Data records
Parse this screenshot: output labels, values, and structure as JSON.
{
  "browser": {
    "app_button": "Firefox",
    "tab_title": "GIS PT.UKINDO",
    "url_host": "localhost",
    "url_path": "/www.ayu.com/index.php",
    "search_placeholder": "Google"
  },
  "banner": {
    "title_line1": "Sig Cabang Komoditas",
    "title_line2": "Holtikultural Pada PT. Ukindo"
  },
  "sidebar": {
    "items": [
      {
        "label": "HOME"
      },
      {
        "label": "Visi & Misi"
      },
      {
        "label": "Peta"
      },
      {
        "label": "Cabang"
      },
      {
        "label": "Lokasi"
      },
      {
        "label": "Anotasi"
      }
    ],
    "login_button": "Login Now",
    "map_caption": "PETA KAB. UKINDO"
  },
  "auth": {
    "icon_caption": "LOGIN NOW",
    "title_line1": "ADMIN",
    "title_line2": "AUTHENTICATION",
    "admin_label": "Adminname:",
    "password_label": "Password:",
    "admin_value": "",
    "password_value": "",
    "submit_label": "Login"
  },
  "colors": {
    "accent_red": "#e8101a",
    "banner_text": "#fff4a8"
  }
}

Directions for this task: Reproduce the listing in full. Keep it exactly as written.

Expected output:
Parse this screenshot: output labels, values, and structure as JSON.
{
  "browser": {
    "app_button": "Firefox",
    "tab_title": "GIS PT.UKINDO",
    "url_host": "localhost",
    "url_path": "/www.ayu.com/index.php",
    "search_placeholder": "Google"
  },
  "banner": {
    "title_line1": "Sig Cabang Komoditas",
    "title_line2": "Holtikultural Pada PT. Ukindo"
  },
  "sidebar": {
    "items": [
      {
        "label": "HOME"
      },
      {
        "label": "Visi & Misi"
      },
      {
        "label": "Peta"
      },
      {
        "label": "Cabang"
      },
      {
        "label": "Lokasi"
      },
      {
        "label": "Anotasi"
      }
    ],
    "login_button": "Login Now",
    "map_caption": "PETA KAB. UKINDO"
  },
  "auth": {
    "icon_caption": "LOGIN NOW",
    "title_line1": "ADMIN",
    "title_line2": "AUTHENTICATION",
    "admin_label": "Adminname:",
    "password_label": "Password:",
    "admin_value": "",
    "password_value": "",
    "submit_label": "Login"
  },
  "colors": {
    "accent_red": "#e8101a",
    "banner_text": "#fff4a8"
  }
}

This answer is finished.